- Stated goal -
Can you render every line of the listing below as a single numbered list, leaving out the blank lines?

- Provided records -

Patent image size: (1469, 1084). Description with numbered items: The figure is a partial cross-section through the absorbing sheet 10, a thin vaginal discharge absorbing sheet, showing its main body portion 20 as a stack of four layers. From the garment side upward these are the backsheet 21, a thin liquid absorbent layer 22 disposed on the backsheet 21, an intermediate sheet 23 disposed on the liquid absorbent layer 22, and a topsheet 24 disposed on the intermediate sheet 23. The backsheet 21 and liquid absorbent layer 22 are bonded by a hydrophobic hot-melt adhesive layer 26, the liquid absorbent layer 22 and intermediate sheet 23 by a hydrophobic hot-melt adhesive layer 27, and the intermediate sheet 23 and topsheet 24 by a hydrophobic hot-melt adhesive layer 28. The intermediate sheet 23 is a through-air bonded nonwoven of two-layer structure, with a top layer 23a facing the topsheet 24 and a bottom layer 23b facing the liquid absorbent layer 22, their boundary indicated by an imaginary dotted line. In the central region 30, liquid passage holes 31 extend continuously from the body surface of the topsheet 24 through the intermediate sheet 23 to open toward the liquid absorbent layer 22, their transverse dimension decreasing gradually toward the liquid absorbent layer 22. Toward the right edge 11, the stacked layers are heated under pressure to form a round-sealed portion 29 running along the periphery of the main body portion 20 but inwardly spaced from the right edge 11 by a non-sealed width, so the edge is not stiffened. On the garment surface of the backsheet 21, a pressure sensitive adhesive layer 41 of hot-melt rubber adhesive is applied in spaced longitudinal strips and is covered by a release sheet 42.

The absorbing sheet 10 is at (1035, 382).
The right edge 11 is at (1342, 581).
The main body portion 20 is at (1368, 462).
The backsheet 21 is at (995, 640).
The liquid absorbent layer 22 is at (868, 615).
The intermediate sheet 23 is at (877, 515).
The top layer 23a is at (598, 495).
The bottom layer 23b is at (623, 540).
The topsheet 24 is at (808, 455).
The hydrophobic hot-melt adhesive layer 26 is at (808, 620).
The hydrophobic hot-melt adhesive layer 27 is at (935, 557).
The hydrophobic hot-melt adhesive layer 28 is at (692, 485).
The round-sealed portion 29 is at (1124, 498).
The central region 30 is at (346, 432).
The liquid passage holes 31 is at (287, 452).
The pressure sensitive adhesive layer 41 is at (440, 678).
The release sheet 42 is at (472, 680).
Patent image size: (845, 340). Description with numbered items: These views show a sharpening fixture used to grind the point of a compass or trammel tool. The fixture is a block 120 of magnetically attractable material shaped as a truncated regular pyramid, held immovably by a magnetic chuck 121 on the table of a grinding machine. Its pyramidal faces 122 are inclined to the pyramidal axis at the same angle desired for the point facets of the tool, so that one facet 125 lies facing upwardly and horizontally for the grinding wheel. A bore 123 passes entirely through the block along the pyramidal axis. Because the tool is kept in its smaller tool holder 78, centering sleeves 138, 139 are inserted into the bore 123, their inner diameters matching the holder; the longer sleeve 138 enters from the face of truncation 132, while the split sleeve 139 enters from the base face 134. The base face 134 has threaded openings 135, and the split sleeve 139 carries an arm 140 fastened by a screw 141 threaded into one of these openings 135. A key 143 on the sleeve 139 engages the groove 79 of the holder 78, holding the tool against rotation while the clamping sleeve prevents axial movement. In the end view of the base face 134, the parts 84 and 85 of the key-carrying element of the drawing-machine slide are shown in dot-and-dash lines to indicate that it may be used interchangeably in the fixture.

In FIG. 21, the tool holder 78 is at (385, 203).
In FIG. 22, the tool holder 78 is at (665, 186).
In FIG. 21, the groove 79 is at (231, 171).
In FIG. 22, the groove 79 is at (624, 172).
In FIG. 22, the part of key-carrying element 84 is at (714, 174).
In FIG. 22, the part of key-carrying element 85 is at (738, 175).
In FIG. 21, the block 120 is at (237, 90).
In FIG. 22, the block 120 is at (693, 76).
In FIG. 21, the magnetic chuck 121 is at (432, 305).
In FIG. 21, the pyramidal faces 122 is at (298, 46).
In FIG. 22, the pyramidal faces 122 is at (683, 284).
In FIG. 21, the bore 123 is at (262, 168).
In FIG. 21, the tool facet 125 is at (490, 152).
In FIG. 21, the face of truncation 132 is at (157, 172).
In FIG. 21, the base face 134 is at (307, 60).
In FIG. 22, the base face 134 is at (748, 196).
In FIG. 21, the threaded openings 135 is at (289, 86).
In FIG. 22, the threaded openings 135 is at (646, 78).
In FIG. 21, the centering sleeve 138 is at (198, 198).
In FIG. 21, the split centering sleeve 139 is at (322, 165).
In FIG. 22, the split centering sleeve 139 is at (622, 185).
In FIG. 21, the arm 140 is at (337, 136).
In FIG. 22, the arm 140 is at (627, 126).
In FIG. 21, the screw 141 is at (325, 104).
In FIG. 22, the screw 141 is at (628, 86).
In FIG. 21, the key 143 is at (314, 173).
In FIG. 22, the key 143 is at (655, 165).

- Answer for the task -
1. Patent image size: (1469, 1084). Description with numbered items: The figure is a partial cross-section through the absorbing sheet 10, a thin vaginal discharge absorbing sheet, showing its main body portion 20 as a stack of four layers. From the garment side upward these are the backsheet 21, a thin liquid absorbent layer 22 disposed on the backsheet 21, an intermediate sheet 23 disposed on the liquid absorbent layer 22, and a topsheet 24 disposed on the intermediate sheet 23. The backsheet 21 and liquid absorbent layer 22 are bonded by a hydrophobic hot-melt adhesive layer 26, the liquid absorbent layer 22 and intermediate sheet 23 by a hydrophobic hot-melt adhesive layer 27, and the intermediate sheet 23 and topsheet 24 by a hydrophobic hot-melt adhesive layer 28. The intermediate sheet 23 is a through-air bonded nonwoven of two-layer structure, with a top layer 23a facing the topsheet 24 and a bottom layer 23b facing the liquid absorbent layer 22, their boundary indicated by an imaginary dotted line. In the central region 30, liquid passage holes 31 extend continuously from the body surface of the topsheet 24 through the intermediate sheet 23 to open toward the liquid absorbent layer 22, their transverse dimension decreasing gradually toward the liquid absorbent layer 22. Toward the right edge 11, the stacked layers are heated under pressure to form a round-sealed portion 29 running along the periphery of the main body portion 20 but inwardly spaced from the right edge 11 by a non-sealed width, so the edge is not stiffened. On the garment surface of the backsheet 21, a pressure sensitive adhesive layer 41 of hot-melt rubber adhesive is applied in spaced longitudinal strips and is covered by a release sheet 42.
2. The absorbing sheet 10 is at (1035, 382).
3. The right edge 11 is at (1342, 581).
4. The main body portion 20 is at (1368, 462).
5. The backsheet 21 is at (995, 640).
6. The liquid absorbent layer 22 is at (868, 615).
7. The intermediate sheet 23 is at (877, 515).
8. The top layer 23a is at (598, 495).
9. The bottom layer 23b is at (623, 540).
10. The topsheet 24 is at (808, 455).
11. The hydrophobic hot-melt adhesive layer 26 is at (808, 620).
12. The hydrophobic hot-melt adhesive layer 27 is at (935, 557).
13. The hydrophobic hot-melt adhesive layer 28 is at (692, 485).
14. The round-sealed portion 29 is at (1124, 498).
15. The central region 30 is at (346, 432).
16. The liquid passage holes 31 is at (287, 452).
17. The pressure sensitive adhesive layer 41 is at (440, 678).
18. The release sheet 42 is at (472, 680).
19. Patent image size: (845, 340). Description with numbered items: These views show a sharpening fixture used to grind the point of a compass or trammel tool. The fixture is a block 120 of magnetically attractable material shaped as a truncated regular pyramid, held immovably by a magnetic chuck 121 on the table of a grinding machine. Its pyramidal faces 122 are inclined to the pyramidal axis at the same angle desired for the point facets of the tool, so that one facet 125 lies facing upwardly and horizontally for the grinding wheel. A bore 123 passes entirely through the block along the pyramidal axis. Because the tool is kept in its smaller tool holder 78, centering sleeves 138, 139 are inserted into the bore 123, their inner diameters matching the holder; the longer sleeve 138 enters from the face of truncation 132, while the split sleeve 139 enters from the base face 134. The base face 134 has threaded openings 135, and the split sleeve 139 carries an arm 140 fastened by a screw 141 threaded into one of these openings 135. A key 143 on the sleeve 139 engages the groove 79 of the holder 78, holding the tool against rotation while the clamping sleeve prevents axial movement. In the end view of the base face 134, the parts 84 and 85 of the key-carrying element of the drawing-machine slide are shown in dot-and-dash lines to indicate that it may be used interchangeably in the fixture.
20. In FIG. 21, the tool holder 78 is at (385, 203).
21. In FIG. 22, the tool holder 78 is at (665, 186).
22. In FIG. 21, the groove 79 is at (231, 171).
23. In FIG. 22, the groove 79 is at (624, 172).
24. In FIG. 22, the part of key-carrying element 84 is at (714, 174).
25. In FIG. 22, the part of key-carrying element 85 is at (738, 175).
26. In FIG. 21, the block 120 is at (237, 90).
27. In FIG. 22, the block 120 is at (693, 76).
28. In FIG. 21, the magnetic chuck 121 is at (432, 305).
29. In FIG. 21, the pyramidal faces 122 is at (298, 46).
30. In FIG. 22, the pyramidal faces 122 is at (683, 284).
31. In FIG. 21, the bore 123 is at (262, 168).
32. In FIG. 21, the tool facet 125 is at (490, 152).
33. In FIG. 21, the face of truncation 132 is at (157, 172).
34. In FIG. 21, the base face 134 is at (307, 60).
35. In FIG. 22, the base face 134 is at (748, 196).
36. In FIG. 21, the threaded openings 135 is at (289, 86).
37. In FIG. 22, the threaded openings 135 is at (646, 78).
38. In FIG. 21, the centering sleeve 138 is at (198, 198).
39. In FIG. 21, the split centering sleeve 139 is at (322, 165).
40. In FIG. 22, the split centering sleeve 139 is at (622, 185).
41. In FIG. 21, the arm 140 is at (337, 136).
42. In FIG. 22, the arm 140 is at (627, 126).
43. In FIG. 21, the screw 141 is at (325, 104).
44. In FIG. 22, the screw 141 is at (628, 86).
45. In FIG. 21, the key 143 is at (314, 173).
46. In FIG. 22, the key 143 is at (655, 165).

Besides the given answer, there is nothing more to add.